WHAT THE EXERCISE ASKS:
Find the lines that hold the word "screenshot" and return them.

DATASET RECORDS:
########################################
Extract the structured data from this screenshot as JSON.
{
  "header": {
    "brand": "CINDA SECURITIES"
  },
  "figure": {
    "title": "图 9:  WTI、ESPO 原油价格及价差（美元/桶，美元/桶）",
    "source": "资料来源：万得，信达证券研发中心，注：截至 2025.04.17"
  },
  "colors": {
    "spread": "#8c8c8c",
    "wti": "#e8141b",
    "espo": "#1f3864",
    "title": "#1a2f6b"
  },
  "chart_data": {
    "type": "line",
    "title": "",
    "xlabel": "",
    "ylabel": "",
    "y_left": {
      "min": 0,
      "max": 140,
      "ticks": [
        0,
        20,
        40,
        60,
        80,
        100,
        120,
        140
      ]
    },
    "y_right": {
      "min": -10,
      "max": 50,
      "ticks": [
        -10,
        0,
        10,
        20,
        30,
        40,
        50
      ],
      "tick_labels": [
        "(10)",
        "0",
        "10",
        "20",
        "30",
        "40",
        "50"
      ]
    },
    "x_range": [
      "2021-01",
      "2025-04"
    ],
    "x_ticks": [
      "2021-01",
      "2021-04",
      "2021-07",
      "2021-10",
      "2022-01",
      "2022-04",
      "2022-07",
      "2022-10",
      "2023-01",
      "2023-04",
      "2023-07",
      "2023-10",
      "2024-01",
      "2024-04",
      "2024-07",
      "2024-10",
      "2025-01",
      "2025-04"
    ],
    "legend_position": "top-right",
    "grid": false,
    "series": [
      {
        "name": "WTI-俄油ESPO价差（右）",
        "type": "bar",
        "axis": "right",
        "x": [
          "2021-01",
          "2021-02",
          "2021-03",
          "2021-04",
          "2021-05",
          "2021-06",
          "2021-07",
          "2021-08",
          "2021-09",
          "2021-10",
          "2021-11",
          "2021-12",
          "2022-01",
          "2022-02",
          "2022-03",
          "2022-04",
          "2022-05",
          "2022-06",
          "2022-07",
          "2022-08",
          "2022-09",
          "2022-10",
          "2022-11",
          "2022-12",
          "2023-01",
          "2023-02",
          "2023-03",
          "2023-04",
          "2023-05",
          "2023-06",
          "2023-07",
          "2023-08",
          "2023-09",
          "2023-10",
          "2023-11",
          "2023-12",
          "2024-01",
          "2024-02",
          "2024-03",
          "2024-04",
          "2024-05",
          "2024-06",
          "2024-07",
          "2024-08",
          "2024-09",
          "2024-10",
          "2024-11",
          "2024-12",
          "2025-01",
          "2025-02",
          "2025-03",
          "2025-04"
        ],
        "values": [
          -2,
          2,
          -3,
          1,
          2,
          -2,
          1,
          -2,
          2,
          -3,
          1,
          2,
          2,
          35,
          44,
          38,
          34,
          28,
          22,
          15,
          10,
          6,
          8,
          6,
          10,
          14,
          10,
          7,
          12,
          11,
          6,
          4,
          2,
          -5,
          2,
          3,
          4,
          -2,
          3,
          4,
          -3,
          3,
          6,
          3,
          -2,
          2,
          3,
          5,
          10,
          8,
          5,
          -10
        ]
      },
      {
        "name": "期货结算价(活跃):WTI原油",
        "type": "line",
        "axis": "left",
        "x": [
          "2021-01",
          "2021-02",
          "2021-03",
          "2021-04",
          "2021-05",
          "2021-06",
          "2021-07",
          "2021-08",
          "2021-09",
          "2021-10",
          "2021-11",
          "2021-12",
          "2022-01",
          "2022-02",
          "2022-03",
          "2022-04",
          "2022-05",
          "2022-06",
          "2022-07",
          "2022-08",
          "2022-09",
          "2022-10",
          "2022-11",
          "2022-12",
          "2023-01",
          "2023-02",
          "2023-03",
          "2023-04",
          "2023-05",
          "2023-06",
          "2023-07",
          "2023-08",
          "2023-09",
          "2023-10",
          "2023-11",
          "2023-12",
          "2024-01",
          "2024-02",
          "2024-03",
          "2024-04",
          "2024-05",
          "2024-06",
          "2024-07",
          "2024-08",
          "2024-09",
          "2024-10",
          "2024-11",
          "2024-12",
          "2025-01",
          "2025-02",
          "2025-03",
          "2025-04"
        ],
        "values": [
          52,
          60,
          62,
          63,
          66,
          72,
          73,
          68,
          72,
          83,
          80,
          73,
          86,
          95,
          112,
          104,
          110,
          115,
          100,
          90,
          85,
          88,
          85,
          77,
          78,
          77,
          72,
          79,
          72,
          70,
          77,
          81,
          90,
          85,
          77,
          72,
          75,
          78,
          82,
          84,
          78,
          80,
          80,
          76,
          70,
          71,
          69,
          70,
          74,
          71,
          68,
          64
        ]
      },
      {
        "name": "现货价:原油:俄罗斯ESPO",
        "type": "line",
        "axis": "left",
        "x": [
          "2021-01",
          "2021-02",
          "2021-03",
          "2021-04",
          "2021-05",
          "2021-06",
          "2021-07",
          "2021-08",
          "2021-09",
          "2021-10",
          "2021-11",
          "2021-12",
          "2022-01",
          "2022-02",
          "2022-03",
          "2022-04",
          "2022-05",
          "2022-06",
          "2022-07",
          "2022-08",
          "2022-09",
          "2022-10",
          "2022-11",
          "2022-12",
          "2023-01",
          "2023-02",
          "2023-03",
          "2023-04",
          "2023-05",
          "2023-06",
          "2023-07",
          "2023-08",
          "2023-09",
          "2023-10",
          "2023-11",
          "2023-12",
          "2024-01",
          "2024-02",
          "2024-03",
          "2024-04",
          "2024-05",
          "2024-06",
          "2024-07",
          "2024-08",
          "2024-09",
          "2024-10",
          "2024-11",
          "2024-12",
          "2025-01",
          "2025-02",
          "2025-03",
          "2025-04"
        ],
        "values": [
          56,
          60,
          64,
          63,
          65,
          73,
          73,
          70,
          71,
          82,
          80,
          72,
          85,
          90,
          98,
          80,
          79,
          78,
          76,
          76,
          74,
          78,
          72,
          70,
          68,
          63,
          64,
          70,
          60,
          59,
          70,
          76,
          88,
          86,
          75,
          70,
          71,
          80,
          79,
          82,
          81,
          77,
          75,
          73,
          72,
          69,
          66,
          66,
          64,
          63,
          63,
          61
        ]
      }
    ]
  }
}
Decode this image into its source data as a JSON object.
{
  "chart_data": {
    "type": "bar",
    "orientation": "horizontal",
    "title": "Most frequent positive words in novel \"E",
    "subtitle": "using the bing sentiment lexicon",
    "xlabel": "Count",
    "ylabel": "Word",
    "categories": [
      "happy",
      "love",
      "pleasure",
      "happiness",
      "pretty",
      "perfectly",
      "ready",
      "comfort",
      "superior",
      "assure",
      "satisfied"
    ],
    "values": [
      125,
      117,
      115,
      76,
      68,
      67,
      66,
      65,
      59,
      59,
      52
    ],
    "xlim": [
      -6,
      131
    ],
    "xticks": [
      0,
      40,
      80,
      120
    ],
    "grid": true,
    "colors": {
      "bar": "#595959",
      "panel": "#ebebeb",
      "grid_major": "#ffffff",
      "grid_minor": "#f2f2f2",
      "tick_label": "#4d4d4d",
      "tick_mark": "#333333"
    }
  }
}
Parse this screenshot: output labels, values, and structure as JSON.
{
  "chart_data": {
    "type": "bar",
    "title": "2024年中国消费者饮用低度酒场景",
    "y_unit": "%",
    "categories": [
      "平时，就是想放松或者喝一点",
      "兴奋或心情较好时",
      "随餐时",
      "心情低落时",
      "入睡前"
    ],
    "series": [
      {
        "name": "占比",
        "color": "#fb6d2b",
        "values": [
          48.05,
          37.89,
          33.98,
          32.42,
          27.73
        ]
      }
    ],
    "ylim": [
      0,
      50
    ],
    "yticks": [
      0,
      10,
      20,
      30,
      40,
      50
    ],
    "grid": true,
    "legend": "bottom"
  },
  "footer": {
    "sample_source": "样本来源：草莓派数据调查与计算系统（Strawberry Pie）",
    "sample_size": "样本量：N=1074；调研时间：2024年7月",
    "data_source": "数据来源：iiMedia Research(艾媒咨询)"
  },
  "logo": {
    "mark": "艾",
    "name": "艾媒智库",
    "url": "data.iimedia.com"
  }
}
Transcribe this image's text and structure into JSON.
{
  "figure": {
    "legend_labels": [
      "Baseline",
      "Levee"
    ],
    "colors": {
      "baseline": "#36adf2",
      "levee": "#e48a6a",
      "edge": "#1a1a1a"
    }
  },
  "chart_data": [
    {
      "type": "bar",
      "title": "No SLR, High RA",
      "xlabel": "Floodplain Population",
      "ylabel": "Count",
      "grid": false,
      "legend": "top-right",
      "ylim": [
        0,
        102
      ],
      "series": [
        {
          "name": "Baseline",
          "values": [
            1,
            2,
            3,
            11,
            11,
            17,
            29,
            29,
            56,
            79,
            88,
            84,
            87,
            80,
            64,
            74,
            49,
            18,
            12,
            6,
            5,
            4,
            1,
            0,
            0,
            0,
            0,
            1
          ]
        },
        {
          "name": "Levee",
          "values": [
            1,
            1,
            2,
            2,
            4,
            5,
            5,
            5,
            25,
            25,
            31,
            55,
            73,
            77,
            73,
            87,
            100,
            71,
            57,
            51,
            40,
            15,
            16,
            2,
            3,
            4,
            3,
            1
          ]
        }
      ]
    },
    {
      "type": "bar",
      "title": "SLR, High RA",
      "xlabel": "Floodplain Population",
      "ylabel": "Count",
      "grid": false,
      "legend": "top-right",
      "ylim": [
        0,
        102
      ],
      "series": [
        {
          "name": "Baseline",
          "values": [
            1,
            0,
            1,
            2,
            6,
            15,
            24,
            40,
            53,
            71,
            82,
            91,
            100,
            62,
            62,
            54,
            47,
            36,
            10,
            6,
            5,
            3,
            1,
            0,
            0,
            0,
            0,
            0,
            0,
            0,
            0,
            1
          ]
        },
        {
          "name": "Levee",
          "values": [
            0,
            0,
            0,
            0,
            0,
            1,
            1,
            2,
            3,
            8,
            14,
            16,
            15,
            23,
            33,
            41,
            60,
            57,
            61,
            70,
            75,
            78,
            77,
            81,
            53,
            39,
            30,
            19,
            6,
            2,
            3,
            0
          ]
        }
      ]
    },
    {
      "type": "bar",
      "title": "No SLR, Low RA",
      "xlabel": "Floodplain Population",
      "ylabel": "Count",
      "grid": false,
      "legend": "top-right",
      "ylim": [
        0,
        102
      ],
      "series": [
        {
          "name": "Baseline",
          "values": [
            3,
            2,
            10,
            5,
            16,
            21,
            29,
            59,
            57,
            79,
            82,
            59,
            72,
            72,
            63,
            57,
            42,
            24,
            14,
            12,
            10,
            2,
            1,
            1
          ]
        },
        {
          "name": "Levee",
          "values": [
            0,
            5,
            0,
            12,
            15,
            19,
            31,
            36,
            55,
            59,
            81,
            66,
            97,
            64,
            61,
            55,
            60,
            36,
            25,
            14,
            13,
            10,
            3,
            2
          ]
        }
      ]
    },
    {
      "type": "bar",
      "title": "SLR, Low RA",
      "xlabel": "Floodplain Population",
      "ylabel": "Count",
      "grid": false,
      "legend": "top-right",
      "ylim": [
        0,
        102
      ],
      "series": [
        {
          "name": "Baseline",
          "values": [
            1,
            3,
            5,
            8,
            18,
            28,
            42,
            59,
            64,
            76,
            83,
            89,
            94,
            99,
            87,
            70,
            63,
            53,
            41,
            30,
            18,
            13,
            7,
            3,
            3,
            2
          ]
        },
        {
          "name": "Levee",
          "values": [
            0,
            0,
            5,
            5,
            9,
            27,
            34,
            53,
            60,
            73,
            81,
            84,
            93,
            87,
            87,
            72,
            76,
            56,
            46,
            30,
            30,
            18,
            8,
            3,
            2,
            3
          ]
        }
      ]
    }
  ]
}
########################################
SOLUTION TO THE EXERCISE:
Extract the structured data from this screenshot as JSON.
Parse this screenshot: output labels, values, and structure as JSON.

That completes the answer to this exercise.